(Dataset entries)
-- Start --
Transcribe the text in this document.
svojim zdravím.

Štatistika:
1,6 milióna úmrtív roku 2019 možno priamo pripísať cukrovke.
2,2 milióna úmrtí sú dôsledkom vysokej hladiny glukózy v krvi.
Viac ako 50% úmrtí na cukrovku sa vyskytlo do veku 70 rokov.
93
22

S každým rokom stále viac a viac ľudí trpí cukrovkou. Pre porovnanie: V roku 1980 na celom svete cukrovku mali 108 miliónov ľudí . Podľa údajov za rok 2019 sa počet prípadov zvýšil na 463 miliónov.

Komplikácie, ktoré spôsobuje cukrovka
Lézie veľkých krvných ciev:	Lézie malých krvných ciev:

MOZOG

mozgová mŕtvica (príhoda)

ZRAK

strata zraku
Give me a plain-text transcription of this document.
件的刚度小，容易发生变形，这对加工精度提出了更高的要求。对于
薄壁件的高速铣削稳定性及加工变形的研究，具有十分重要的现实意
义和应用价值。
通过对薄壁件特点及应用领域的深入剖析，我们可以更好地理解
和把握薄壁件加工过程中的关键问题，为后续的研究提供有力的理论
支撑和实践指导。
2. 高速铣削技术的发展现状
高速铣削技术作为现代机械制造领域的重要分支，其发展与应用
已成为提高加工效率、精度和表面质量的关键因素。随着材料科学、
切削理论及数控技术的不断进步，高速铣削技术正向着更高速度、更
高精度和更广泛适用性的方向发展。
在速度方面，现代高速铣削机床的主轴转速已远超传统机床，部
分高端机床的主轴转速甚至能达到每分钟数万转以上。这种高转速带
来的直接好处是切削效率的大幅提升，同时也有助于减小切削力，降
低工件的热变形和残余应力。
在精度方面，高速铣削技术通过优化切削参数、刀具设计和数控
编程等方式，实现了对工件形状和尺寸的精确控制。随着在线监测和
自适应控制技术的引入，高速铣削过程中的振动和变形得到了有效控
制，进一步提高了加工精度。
-- End --
=== What is asked ===
Take the lines above from the one holding "Give me a plain-text" to the last and output them exactly.

=== Completed task ===
Give me a plain-text transcription of this document.
件的刚度小，容易发生变形，这对加工精度提出了更高的要求。对于
薄壁件的高速铣削稳定性及加工变形的研究，具有十分重要的现实意
义和应用价值。
通过对薄壁件特点及应用领域的深入剖析，我们可以更好地理解
和把握薄壁件加工过程中的关键问题，为后续的研究提供有力的理论
支撑和实践指导。
2. 高速铣削技术的发展现状
高速铣削技术作为现代机械制造领域的重要分支，其发展与应用
已成为提高加工效率、精度和表面质量的关键因素。随着材料科学、
切削理论及数控技术的不断进步，高速铣削技术正向着更高速度、更
高精度和更广泛适用性的方向发展。
在速度方面，现代高速铣削机床的主轴转速已远超传统机床，部
分高端机床的主轴转速甚至能达到每分钟数万转以上。这种高转速带
来的直接好处是切削效率的大幅提升，同时也有助于减小切削力，降
低工件的热变形和残余应力。
在精度方面，高速铣削技术通过优化切削参数、刀具设计和数控
编程等方式，实现了对工件形状和尺寸的精确控制。随着在线监测和
自适应控制技术的引入，高速铣削过程中的振动和变形得到了有效控
制，进一步提高了加工精度。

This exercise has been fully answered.